# INPUT FOR THIS TASK
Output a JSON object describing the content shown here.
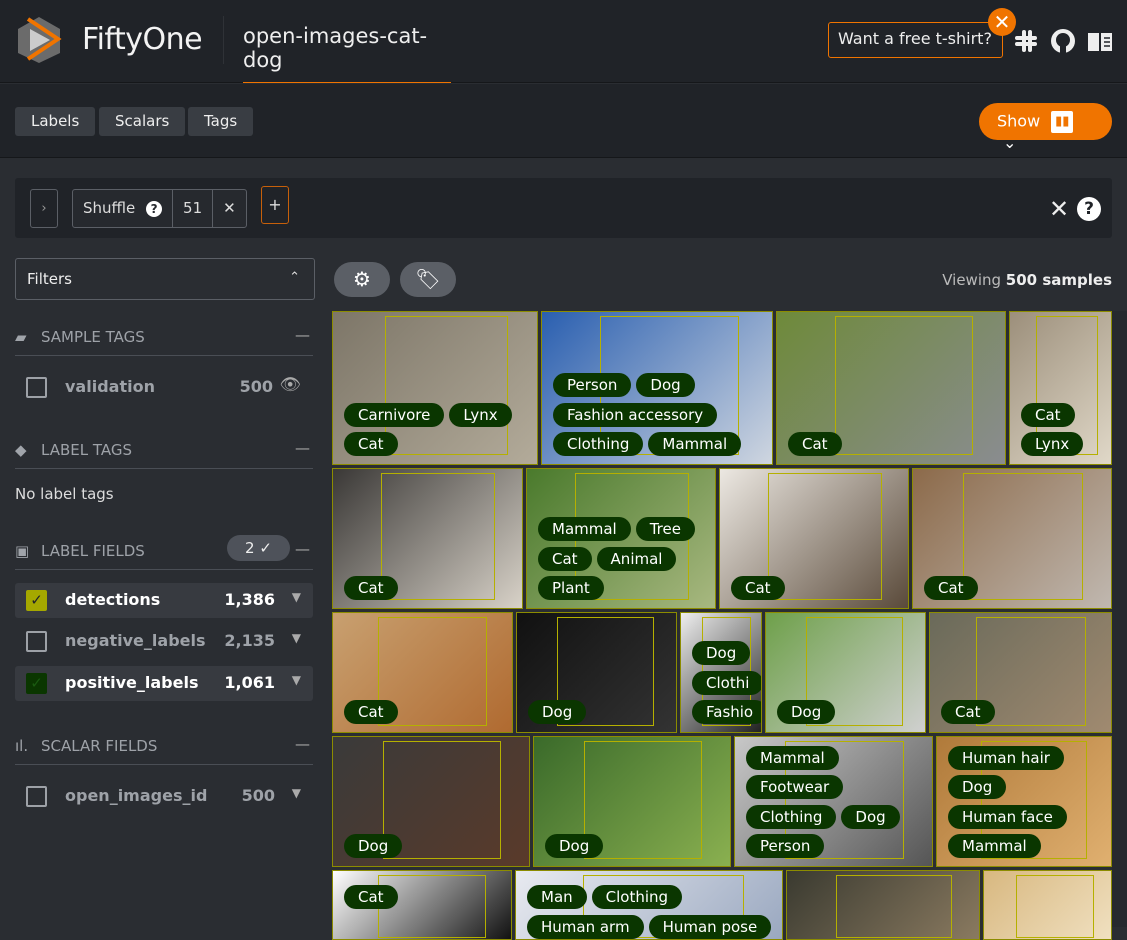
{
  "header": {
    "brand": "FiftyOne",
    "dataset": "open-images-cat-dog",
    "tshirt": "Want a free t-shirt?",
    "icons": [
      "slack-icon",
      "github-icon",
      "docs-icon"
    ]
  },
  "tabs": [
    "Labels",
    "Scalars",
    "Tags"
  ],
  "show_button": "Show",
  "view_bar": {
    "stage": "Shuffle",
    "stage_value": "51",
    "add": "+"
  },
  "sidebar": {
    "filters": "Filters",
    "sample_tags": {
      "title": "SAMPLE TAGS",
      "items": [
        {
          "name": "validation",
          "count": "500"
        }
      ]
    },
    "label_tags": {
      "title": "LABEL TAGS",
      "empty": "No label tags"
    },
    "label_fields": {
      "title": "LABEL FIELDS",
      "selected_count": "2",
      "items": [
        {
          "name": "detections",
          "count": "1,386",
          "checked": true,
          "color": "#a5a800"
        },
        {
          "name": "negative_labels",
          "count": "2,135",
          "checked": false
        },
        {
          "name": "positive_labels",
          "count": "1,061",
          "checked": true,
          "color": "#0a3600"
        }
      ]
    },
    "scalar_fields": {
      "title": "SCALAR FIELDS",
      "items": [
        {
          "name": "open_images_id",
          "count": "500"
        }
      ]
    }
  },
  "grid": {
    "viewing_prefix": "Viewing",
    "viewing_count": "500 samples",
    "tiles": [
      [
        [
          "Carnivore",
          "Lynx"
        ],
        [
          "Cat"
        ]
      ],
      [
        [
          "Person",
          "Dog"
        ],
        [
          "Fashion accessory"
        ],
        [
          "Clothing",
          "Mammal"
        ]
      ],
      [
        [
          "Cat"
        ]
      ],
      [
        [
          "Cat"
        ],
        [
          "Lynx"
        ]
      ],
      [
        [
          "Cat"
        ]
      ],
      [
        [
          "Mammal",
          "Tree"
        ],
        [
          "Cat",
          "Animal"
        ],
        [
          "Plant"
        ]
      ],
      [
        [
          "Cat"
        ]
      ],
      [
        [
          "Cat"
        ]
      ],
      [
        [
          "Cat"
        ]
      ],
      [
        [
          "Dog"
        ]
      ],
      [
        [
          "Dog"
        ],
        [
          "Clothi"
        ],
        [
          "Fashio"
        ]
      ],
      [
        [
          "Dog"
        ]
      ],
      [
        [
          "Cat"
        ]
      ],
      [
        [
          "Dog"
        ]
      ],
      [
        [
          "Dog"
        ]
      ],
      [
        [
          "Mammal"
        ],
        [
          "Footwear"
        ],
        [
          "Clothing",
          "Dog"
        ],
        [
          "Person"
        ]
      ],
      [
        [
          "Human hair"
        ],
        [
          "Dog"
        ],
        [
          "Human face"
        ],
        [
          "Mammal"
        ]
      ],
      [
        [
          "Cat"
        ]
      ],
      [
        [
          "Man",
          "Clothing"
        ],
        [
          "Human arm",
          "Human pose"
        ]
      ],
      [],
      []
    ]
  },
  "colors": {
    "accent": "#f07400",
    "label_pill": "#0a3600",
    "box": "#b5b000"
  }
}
--
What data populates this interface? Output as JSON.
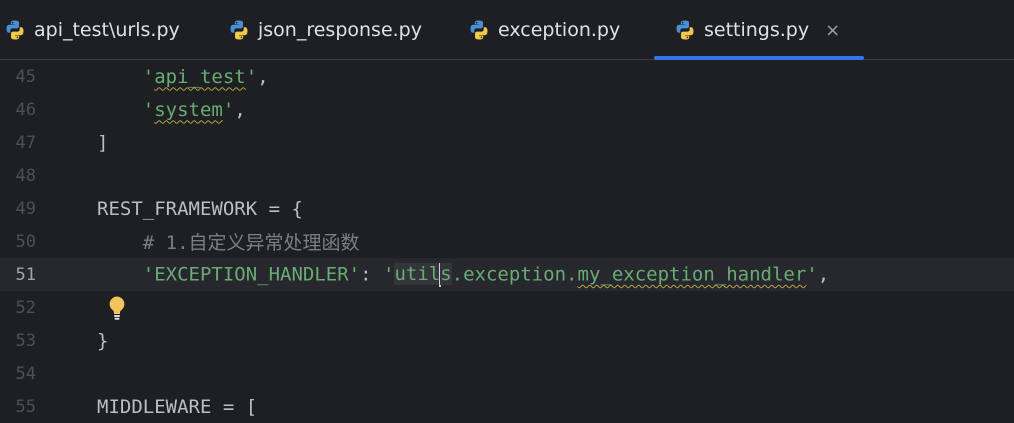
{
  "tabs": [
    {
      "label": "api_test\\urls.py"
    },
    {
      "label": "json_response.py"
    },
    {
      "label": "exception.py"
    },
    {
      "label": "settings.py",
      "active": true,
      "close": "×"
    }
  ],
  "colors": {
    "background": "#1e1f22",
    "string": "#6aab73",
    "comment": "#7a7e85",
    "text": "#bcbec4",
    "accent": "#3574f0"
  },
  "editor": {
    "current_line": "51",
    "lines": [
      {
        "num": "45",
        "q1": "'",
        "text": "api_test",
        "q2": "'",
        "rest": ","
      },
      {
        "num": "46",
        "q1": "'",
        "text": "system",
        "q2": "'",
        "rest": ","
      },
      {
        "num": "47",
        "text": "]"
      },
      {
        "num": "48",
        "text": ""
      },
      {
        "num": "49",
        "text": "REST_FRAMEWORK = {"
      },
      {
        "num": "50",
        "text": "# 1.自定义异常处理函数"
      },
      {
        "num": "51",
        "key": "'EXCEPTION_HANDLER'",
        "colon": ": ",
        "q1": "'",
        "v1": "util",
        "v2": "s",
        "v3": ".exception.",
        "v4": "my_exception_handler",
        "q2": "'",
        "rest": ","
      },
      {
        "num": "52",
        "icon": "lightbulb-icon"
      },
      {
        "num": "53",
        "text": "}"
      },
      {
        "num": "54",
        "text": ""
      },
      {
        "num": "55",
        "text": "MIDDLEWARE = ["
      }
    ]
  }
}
==
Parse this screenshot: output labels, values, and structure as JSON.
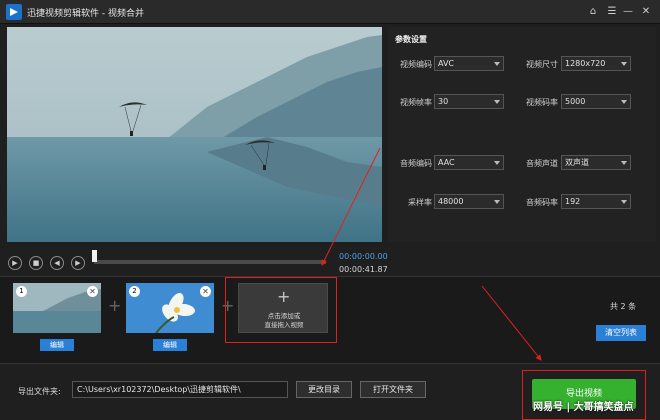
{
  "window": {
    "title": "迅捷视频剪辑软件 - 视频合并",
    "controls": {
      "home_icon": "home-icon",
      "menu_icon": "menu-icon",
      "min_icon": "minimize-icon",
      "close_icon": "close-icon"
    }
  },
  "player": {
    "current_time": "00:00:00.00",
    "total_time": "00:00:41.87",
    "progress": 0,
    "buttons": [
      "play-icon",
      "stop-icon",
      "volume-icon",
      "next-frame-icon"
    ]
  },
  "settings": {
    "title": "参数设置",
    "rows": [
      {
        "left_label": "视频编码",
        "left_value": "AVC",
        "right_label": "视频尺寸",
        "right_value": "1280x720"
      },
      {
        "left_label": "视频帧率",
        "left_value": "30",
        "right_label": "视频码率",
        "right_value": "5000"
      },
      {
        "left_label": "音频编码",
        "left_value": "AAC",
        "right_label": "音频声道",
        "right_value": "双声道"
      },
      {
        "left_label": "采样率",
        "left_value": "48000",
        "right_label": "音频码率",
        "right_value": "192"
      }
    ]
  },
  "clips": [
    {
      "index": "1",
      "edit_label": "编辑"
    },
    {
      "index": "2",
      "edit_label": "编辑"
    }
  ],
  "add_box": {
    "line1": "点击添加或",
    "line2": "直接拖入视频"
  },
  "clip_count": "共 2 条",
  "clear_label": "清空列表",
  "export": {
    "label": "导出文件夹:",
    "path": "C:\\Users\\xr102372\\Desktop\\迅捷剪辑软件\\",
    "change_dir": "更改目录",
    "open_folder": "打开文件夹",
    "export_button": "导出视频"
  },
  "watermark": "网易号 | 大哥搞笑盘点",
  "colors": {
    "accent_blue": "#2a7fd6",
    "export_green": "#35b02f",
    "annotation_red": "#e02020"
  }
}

# SHORT TASK
Pick out and copy the lines of the entries that hold the string "name".

# FINAL RESULT
          "name": "validation",
          "name": "detections",
          "name": "negative_labels",
          "name": "positive_labels",
          "name": "open_images_id",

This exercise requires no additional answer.